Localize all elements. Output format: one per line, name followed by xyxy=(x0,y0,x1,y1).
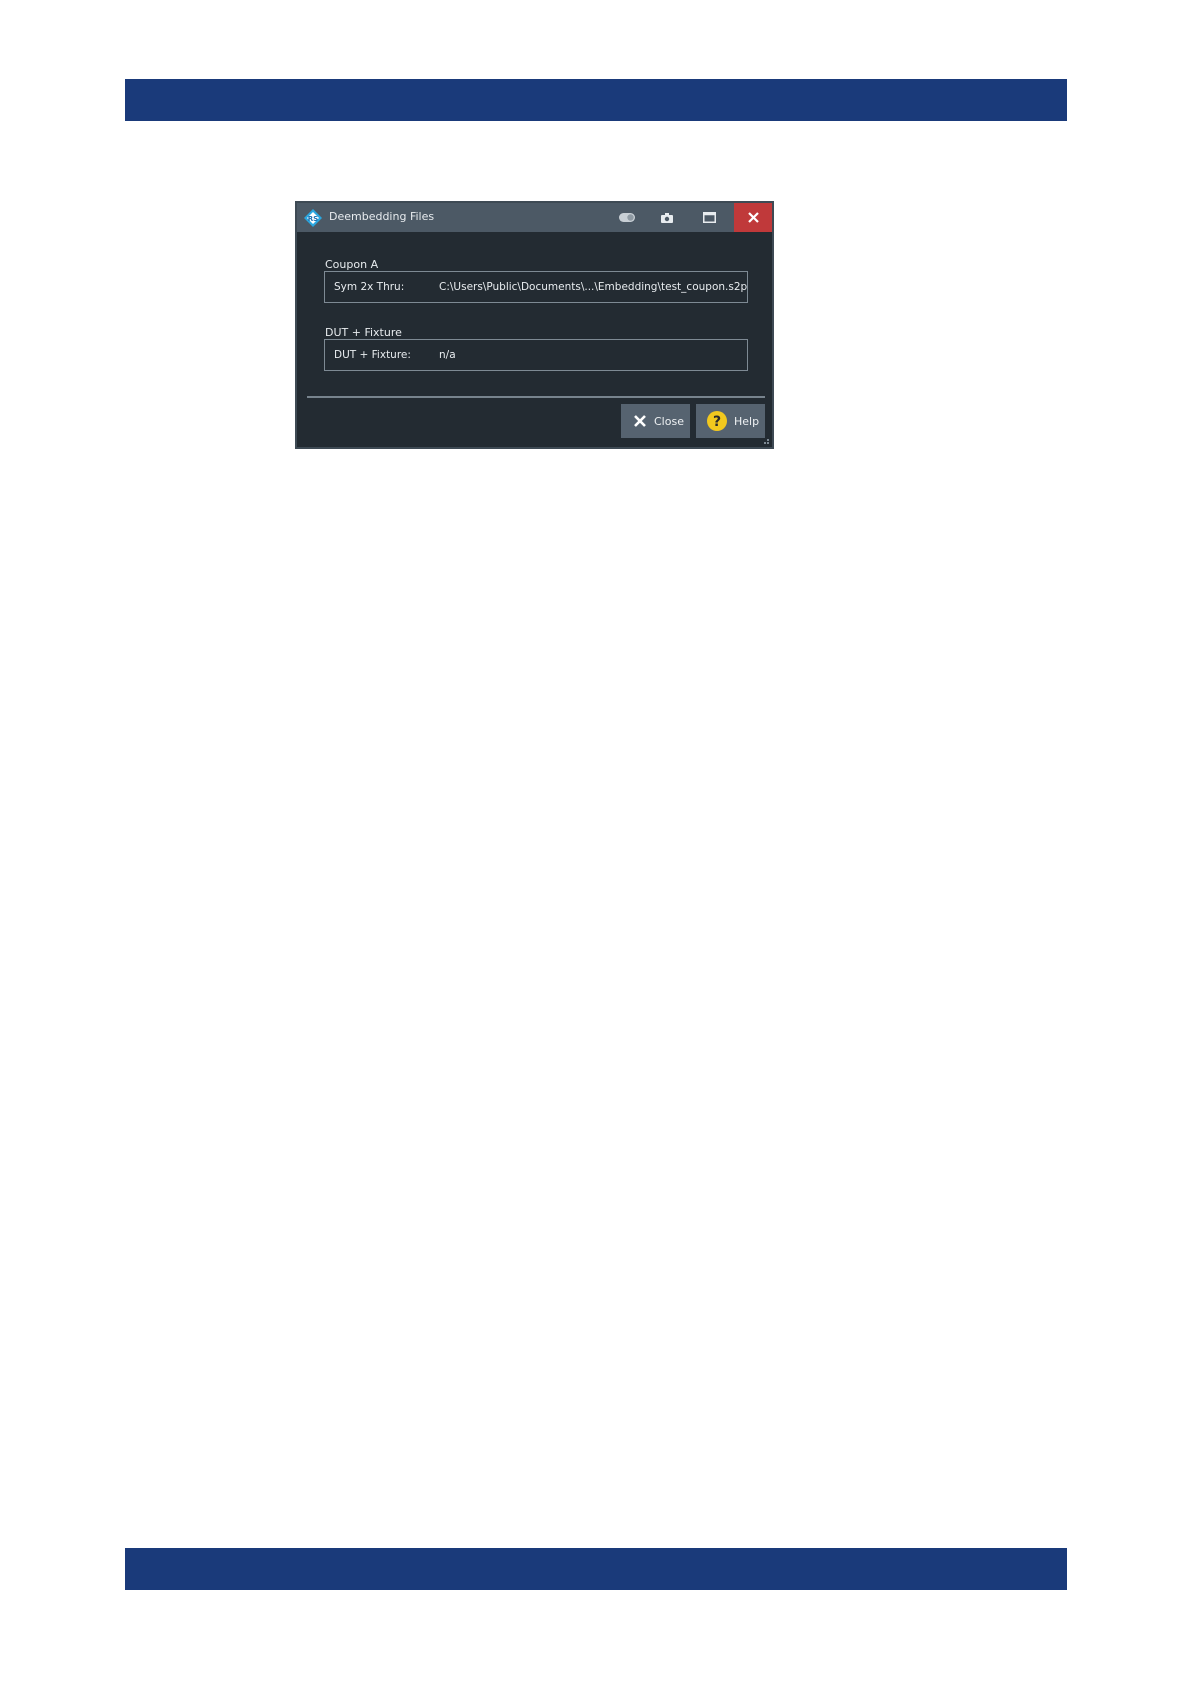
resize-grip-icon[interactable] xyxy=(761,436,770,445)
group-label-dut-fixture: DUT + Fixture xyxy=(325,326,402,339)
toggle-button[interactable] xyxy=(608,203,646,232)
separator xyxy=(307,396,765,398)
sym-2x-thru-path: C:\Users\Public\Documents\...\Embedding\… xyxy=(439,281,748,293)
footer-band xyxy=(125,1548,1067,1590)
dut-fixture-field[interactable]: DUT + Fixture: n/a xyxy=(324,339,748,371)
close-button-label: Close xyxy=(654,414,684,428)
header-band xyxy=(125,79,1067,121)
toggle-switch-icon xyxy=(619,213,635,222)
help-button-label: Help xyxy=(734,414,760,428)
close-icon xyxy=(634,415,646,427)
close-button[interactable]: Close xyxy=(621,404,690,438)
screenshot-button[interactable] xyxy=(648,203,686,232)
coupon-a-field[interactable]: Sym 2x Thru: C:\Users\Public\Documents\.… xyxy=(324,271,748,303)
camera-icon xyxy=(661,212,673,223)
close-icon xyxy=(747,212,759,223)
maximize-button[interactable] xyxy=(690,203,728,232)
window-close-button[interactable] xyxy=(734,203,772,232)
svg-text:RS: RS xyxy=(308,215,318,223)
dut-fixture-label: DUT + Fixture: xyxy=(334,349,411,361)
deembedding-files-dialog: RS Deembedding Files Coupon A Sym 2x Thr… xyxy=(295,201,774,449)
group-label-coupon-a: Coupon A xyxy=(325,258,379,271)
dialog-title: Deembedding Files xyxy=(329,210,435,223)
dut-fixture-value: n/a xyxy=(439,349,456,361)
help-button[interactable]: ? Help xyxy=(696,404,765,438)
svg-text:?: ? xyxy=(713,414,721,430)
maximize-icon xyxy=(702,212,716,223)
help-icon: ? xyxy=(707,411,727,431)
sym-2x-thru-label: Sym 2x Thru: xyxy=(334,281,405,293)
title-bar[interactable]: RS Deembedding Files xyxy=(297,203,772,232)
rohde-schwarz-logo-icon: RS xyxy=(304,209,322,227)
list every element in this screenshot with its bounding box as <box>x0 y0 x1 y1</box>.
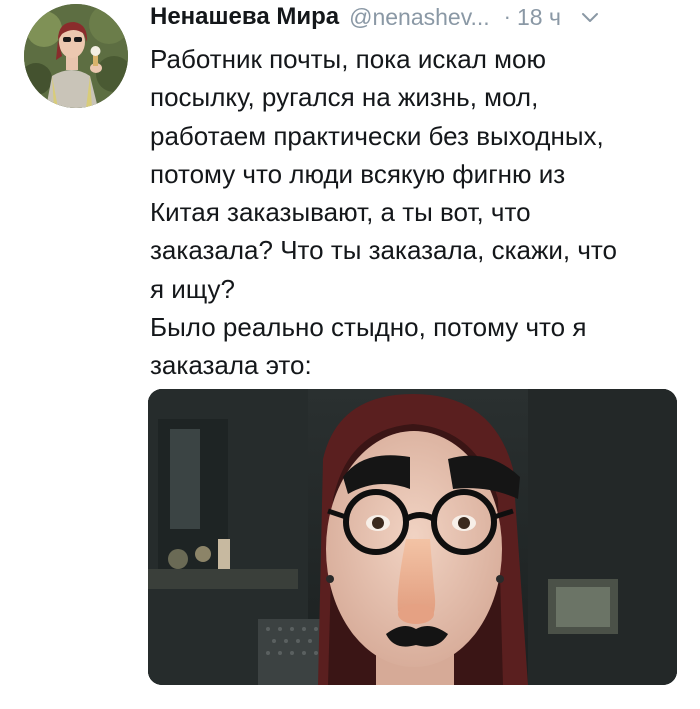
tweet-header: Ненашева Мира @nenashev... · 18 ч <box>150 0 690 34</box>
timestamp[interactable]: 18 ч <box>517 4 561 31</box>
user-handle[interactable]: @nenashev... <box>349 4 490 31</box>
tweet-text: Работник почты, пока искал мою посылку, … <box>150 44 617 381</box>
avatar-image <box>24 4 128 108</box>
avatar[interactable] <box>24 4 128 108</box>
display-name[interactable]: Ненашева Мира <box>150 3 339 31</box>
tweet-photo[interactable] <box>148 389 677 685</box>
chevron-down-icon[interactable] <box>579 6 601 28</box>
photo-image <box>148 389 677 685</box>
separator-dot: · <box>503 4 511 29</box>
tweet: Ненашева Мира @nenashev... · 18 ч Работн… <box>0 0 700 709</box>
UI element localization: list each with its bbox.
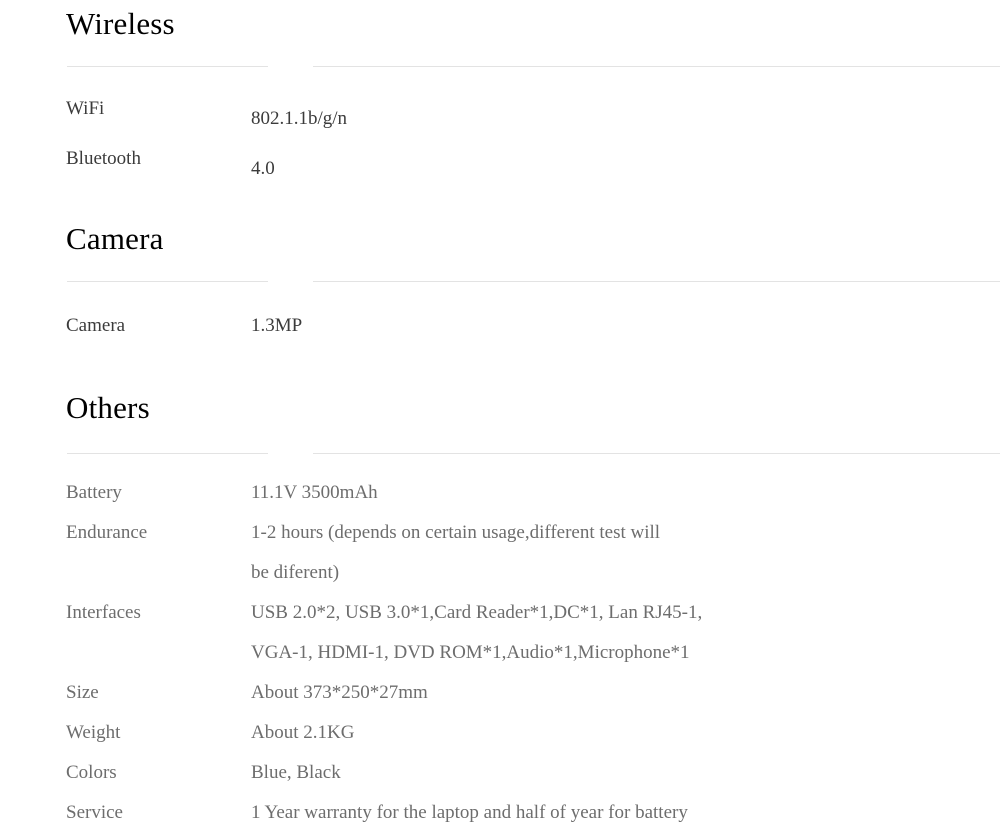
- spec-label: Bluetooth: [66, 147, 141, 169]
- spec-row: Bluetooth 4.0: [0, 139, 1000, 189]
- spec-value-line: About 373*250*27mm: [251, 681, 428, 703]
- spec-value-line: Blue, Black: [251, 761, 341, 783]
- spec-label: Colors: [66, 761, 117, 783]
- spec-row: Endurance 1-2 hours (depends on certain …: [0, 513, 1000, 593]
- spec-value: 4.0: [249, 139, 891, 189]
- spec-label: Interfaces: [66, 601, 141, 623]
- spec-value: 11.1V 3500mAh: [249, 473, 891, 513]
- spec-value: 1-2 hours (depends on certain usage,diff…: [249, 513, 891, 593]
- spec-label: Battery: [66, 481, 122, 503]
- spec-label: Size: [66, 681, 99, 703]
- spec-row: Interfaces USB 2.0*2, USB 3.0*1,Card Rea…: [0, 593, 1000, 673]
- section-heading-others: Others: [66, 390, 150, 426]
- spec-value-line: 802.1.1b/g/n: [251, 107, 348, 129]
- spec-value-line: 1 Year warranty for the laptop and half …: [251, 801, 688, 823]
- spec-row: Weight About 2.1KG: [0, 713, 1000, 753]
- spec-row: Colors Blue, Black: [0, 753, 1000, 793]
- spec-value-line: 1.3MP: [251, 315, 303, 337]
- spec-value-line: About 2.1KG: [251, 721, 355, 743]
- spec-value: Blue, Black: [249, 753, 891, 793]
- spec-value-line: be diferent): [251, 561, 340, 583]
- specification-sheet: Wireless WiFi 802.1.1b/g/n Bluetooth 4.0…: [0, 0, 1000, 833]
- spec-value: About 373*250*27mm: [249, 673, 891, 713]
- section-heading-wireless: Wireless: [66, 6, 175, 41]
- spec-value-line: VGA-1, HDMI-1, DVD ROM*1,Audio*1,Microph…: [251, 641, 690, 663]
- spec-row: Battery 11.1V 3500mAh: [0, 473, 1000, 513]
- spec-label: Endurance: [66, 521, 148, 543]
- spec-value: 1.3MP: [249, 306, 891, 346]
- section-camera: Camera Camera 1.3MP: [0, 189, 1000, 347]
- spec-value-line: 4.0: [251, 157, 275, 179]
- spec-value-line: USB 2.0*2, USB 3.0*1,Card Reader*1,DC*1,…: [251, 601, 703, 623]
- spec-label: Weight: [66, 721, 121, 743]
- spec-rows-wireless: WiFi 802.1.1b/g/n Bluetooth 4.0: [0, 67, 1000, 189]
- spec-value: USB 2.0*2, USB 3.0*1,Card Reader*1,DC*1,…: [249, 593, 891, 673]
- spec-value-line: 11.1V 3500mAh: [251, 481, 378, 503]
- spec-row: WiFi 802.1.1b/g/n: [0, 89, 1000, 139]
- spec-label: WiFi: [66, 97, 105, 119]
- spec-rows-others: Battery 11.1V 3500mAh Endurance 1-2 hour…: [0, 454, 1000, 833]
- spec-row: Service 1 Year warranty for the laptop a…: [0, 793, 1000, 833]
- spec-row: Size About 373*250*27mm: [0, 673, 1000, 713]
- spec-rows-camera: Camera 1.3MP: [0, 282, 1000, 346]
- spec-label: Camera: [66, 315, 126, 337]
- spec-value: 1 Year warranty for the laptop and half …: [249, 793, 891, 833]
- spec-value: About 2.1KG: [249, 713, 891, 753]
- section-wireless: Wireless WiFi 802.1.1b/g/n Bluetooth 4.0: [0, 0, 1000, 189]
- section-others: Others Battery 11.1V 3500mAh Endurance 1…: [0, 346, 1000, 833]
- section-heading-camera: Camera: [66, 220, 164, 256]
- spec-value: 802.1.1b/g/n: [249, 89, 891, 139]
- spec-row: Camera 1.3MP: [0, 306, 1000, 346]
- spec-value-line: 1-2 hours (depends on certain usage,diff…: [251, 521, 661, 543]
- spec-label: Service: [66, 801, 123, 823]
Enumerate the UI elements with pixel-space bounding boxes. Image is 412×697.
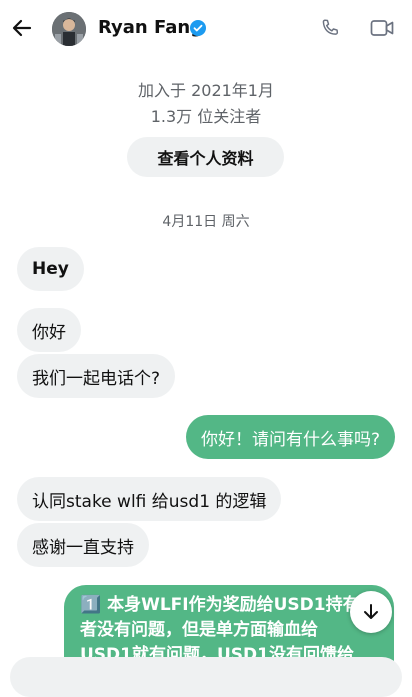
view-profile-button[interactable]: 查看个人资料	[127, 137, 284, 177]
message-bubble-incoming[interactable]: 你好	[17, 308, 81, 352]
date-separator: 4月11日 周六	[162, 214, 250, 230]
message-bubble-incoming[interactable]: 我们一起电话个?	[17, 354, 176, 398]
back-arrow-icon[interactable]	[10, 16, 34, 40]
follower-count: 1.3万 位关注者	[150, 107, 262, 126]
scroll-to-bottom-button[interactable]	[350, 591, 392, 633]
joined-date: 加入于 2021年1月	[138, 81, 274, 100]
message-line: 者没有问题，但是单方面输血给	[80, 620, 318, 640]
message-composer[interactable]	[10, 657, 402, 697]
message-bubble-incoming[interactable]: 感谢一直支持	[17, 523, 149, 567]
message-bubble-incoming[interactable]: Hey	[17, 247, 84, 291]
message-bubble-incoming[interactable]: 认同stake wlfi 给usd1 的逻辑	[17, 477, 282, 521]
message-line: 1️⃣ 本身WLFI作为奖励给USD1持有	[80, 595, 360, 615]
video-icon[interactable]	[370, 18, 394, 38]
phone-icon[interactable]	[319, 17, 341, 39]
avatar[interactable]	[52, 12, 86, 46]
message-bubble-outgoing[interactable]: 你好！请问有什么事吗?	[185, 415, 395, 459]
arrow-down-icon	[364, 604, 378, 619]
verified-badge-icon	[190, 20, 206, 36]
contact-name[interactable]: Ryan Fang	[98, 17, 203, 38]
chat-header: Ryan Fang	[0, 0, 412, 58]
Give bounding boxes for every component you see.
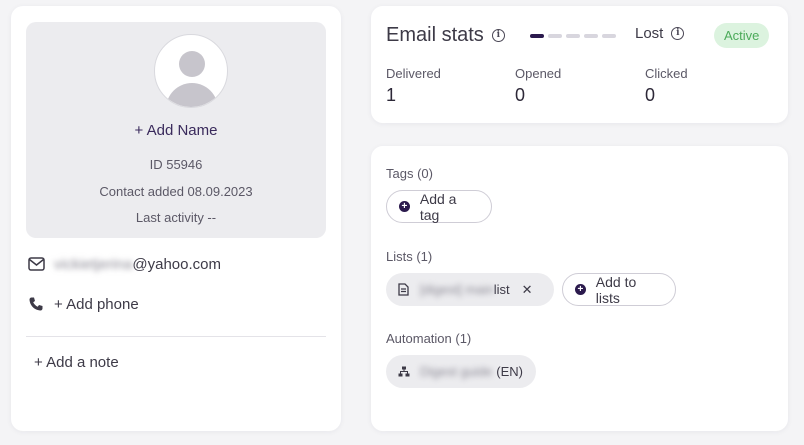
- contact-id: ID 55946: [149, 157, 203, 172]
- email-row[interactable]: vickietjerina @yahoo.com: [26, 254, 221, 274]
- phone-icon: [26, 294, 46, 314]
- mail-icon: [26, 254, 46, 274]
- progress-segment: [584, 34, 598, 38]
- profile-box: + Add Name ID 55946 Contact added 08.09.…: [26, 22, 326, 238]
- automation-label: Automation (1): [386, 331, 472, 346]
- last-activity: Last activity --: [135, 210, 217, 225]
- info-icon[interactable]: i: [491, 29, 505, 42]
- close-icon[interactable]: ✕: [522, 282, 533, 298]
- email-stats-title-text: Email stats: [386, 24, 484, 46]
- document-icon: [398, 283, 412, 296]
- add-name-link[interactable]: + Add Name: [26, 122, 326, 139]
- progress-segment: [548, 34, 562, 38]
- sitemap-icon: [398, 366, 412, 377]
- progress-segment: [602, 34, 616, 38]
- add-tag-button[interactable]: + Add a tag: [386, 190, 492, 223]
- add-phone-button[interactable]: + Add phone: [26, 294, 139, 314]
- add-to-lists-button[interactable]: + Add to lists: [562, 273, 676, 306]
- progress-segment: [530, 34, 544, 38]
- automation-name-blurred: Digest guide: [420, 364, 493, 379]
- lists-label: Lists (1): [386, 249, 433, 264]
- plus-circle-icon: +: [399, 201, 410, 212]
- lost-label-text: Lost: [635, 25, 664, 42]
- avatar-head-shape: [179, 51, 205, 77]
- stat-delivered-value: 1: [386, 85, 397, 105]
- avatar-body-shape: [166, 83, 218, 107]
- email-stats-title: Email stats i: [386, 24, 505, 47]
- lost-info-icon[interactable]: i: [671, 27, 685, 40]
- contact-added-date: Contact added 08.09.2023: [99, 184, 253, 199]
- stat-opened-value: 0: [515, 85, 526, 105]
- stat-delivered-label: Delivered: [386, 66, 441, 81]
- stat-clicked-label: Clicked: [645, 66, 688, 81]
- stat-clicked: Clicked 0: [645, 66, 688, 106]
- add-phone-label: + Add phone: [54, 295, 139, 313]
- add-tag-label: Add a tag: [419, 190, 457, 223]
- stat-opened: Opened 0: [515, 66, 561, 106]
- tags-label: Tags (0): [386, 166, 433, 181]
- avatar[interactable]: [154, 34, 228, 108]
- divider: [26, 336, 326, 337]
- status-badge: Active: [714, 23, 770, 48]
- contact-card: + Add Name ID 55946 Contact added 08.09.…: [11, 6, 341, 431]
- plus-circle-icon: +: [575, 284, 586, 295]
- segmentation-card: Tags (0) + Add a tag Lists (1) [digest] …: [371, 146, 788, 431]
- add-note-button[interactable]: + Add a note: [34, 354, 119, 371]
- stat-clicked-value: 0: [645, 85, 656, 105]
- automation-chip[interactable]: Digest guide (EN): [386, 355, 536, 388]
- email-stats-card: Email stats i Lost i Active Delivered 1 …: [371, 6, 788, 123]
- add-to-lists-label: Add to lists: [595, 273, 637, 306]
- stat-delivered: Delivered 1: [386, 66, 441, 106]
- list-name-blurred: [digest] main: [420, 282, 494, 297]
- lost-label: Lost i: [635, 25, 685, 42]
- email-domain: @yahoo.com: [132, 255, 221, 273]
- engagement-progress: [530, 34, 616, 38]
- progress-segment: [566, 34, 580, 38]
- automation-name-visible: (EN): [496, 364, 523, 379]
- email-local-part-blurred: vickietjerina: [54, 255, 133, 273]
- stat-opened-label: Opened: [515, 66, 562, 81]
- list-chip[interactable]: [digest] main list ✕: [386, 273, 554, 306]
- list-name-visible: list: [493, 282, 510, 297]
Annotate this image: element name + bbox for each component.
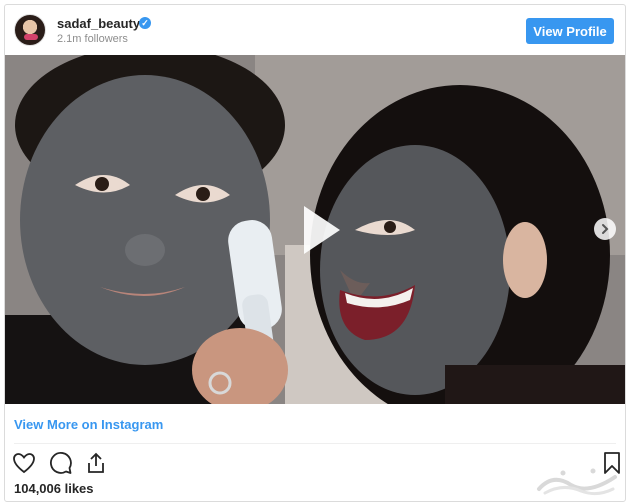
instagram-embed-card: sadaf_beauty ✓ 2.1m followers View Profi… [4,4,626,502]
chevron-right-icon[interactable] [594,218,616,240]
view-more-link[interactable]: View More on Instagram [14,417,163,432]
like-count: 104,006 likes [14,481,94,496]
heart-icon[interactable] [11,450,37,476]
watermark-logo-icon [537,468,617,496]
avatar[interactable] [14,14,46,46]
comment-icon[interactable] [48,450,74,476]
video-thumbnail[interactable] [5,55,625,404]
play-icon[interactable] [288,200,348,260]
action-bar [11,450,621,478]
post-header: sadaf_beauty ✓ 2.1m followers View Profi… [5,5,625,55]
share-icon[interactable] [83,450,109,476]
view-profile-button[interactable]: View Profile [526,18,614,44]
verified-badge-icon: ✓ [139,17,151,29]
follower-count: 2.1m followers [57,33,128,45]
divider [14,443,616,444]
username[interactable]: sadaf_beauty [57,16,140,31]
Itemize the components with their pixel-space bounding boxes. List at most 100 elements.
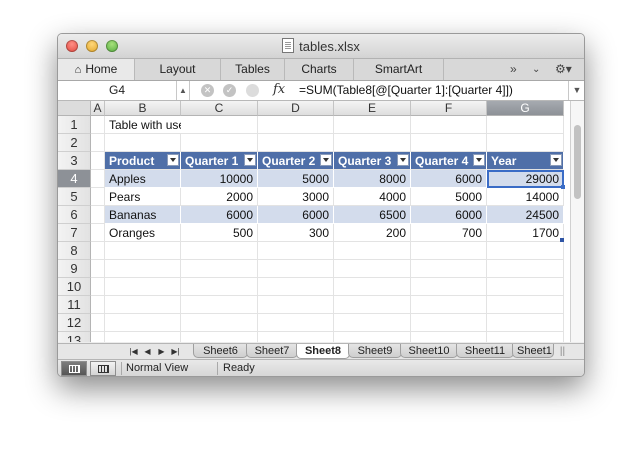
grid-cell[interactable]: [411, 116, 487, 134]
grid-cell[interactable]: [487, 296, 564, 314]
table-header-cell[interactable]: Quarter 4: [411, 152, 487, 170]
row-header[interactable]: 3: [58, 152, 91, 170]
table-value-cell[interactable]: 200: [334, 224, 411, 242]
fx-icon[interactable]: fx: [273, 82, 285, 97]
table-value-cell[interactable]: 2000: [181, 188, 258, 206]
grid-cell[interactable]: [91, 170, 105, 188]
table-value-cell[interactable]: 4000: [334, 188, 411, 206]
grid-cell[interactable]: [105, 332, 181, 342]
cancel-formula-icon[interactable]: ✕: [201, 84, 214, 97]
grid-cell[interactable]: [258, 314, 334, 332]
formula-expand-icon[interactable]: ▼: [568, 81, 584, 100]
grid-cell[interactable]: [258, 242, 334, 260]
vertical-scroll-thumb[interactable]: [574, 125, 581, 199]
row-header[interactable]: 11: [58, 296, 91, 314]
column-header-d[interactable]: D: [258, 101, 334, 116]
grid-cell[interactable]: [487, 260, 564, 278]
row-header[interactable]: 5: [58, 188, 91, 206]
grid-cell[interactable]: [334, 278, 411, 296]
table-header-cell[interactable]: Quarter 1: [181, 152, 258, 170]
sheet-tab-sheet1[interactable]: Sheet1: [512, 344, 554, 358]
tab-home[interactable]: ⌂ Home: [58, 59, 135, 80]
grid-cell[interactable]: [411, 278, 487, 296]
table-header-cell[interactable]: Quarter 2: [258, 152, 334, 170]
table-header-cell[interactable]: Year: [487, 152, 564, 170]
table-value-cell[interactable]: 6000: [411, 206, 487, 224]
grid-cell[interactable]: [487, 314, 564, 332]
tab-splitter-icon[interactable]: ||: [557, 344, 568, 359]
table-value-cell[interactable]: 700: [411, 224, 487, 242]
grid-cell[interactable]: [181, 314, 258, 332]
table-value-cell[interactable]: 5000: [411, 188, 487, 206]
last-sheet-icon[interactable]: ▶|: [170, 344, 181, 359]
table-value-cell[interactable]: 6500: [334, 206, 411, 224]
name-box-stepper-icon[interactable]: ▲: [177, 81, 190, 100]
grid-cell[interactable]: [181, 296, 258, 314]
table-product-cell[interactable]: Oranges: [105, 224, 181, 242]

→ Written problem
Rewrite the material from the line containing "resize-grip-icon[interactable] xyxy=(761,436,770,445)" through the line containing "close-button-label: Close xyxy=(654,414,684,428)", with "separator" changed to "divider" and nothing else altered.

→ Task output
resize-grip-icon[interactable] xyxy=(761,436,770,445)
group-label-dut-fixture: DUT + Fixture xyxy=(325,326,402,339)
toggle-button[interactable] xyxy=(608,203,646,232)
divider xyxy=(307,396,765,398)
sym-2x-thru-path: C:\Users\Public\Documents\...\Embedding\… xyxy=(439,281,748,293)
footer-band xyxy=(125,1548,1067,1590)
dut-fixture-field[interactable]: DUT + Fixture: n/a xyxy=(324,339,748,371)
close-button-label: Close xyxy=(654,414,684,428)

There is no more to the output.